**TASK DIRECTIONS:** Return the records that follow unaltered. Omit every picture.

────

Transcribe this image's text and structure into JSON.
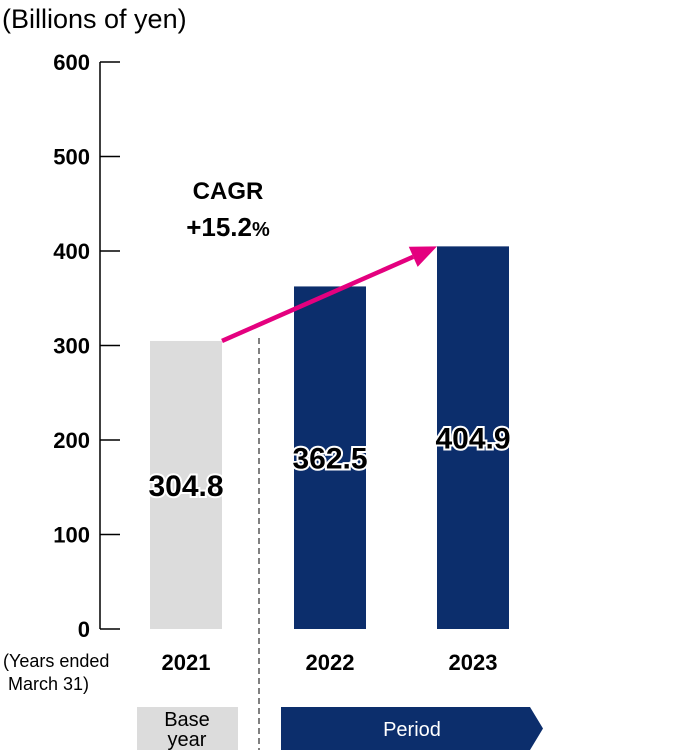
{
  "chart_data": {
    "type": "bar",
    "unit_label": "(Billions of yen)",
    "categories": [
      "2021",
      "2022",
      "2023"
    ],
    "values": [
      304.8,
      362.5,
      404.9
    ],
    "value_labels": [
      "304.8",
      "362.5",
      "404.9"
    ],
    "ylim": [
      0,
      600
    ],
    "yticks": [
      0,
      100,
      200,
      300,
      400,
      500,
      600
    ],
    "x_note_line1": "(Years ended",
    "x_note_line2": "March 31)",
    "bar_colors": [
      "#dcdcdc",
      "#0c2e6c",
      "#0c2e6c"
    ],
    "annotation": {
      "line1": "CAGR",
      "value": "+15.2",
      "suffix": "%",
      "arrow_color": "#e4007f"
    },
    "base_label_line1": "Base",
    "base_label_line2": "year",
    "period_label": "Period",
    "grid": false
  }
}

────

**WORKED SOLUTION:**
Transcribe this image's text and structure into JSON.
{
  "chart_data": {
    "type": "bar",
    "unit_label": "(Billions of yen)",
    "categories": [
      "2021",
      "2022",
      "2023"
    ],
    "values": [
      304.8,
      362.5,
      404.9
    ],
    "value_labels": [
      "304.8",
      "362.5",
      "404.9"
    ],
    "ylim": [
      0,
      600
    ],
    "yticks": [
      0,
      100,
      200,
      300,
      400,
      500,
      600
    ],
    "x_note_line1": "(Years ended",
    "x_note_line2": "March 31)",
    "bar_colors": [
      "#dcdcdc",
      "#0c2e6c",
      "#0c2e6c"
    ],
    "annotation": {
      "line1": "CAGR",
      "value": "+15.2",
      "suffix": "%",
      "arrow_color": "#e4007f"
    },
    "base_label_line1": "Base",
    "base_label_line2": "year",
    "period_label": "Period",
    "grid": false
  }
}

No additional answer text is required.